* _PROVIDED RECORDS_
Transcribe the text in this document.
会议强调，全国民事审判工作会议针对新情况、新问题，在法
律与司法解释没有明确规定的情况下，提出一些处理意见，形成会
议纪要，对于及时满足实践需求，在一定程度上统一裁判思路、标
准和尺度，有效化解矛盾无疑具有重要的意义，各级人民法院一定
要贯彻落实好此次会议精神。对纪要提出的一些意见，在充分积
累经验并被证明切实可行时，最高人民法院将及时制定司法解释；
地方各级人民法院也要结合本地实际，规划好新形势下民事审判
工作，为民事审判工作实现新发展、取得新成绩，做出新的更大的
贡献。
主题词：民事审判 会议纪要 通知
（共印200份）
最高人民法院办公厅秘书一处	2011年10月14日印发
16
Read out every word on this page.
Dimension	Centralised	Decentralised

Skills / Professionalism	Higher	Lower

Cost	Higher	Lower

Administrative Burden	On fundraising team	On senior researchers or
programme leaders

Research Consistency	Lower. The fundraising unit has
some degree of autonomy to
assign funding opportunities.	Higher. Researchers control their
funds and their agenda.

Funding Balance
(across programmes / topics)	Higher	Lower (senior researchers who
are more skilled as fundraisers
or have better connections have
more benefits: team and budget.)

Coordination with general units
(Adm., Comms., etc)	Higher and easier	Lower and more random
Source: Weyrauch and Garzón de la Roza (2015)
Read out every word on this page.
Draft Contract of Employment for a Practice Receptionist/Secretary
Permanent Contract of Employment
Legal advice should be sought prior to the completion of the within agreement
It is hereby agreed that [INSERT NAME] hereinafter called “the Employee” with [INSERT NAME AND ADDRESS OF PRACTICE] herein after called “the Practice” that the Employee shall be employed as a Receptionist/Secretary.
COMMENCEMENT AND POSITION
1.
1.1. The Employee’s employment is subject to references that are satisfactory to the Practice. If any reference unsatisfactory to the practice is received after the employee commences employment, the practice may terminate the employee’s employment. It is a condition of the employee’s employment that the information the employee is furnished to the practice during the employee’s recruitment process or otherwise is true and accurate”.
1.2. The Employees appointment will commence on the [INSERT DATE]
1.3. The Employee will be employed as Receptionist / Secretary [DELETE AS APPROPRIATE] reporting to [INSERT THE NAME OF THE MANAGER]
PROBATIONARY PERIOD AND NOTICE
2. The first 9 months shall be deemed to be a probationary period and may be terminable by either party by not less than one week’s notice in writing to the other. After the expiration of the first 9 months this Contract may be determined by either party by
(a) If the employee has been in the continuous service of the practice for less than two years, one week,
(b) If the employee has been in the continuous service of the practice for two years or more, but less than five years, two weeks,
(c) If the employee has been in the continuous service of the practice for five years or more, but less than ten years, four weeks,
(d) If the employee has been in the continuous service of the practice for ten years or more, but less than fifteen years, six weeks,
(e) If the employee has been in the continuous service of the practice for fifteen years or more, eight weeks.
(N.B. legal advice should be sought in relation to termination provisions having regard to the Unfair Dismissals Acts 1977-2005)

...

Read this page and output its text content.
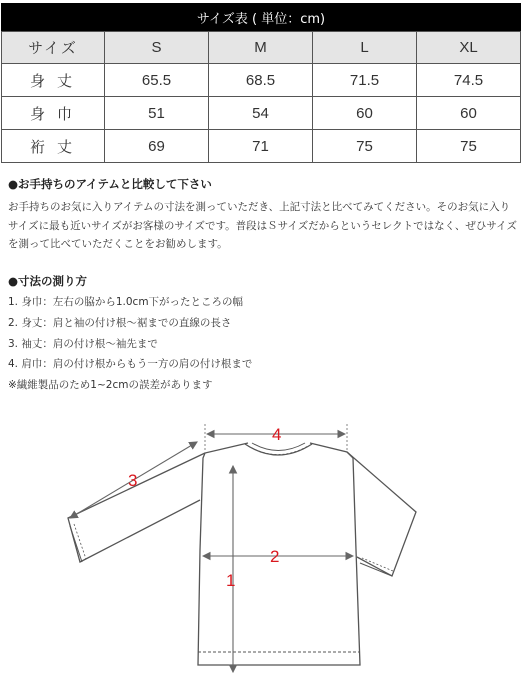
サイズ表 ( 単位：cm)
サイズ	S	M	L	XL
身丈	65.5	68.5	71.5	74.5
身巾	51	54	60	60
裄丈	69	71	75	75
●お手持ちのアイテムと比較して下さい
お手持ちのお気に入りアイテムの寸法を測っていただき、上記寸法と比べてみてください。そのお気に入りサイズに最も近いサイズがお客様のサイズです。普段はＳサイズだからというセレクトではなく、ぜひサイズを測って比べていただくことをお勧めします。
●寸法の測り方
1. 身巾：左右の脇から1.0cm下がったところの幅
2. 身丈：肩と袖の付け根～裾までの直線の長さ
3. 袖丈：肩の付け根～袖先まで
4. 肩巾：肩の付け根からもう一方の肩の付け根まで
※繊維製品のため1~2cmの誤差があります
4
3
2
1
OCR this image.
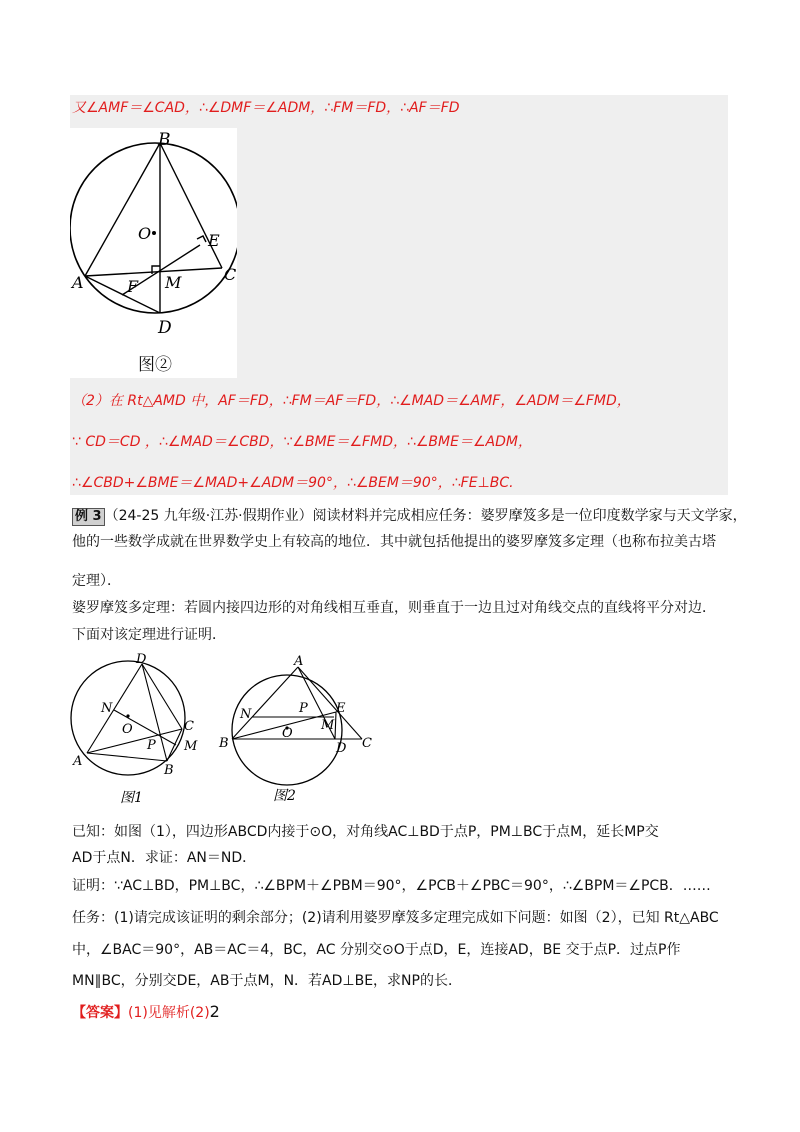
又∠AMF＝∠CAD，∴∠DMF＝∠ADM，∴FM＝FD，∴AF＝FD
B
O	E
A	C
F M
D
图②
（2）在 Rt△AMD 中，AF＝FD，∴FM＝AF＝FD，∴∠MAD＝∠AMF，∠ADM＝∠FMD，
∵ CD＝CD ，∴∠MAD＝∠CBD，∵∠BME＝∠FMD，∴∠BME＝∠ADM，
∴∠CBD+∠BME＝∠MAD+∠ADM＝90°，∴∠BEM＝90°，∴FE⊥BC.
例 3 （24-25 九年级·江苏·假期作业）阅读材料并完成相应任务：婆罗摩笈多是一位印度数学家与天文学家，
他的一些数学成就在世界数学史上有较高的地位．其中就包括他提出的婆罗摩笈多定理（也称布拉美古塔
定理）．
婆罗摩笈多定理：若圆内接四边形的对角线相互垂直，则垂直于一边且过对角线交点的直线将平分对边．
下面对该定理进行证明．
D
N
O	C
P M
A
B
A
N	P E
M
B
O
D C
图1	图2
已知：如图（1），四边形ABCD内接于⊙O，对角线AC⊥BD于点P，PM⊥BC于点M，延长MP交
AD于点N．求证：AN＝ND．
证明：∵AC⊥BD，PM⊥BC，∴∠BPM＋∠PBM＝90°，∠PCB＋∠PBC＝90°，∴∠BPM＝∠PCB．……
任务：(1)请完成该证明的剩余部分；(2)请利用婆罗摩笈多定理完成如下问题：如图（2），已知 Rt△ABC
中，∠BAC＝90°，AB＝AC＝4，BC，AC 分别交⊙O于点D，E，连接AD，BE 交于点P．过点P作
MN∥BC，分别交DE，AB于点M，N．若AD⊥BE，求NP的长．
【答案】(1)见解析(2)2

--

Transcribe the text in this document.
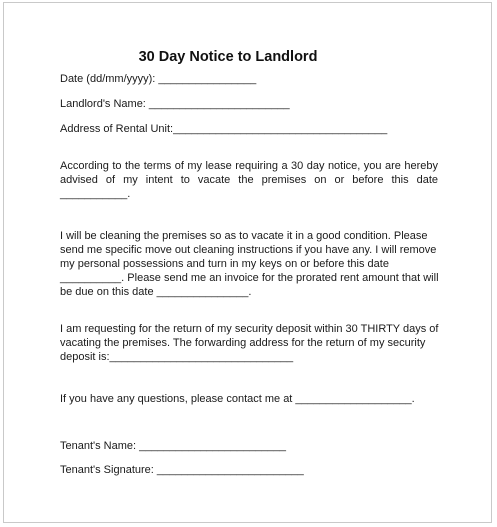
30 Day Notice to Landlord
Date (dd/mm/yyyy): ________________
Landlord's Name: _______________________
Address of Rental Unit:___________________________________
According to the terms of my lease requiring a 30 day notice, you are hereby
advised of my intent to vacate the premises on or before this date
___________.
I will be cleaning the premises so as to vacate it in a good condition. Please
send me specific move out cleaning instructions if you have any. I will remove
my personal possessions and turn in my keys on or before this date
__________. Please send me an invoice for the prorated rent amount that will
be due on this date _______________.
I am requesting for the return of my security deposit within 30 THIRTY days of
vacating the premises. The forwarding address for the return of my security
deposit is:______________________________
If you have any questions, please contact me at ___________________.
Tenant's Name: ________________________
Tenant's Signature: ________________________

* _DIRECTIONS_
Lines containing the word "years" must all be returned from the material above.

* _REPLY TO THE EXERCISE_
(a) If the employee has been in the continuous service of the practice for less than two years, one week,
(b) If the employee has been in the continuous service of the practice for two years or more, but less than five years, two weeks,
(c) If the employee has been in the continuous service of the practice for five years or more, but less than ten years, four weeks,
(d) If the employee has been in the continuous service of the practice for ten years or more, but less than fifteen years, six weeks,
(e) If the employee has been in the continuous service of the practice for fifteen years or more, eight weeks.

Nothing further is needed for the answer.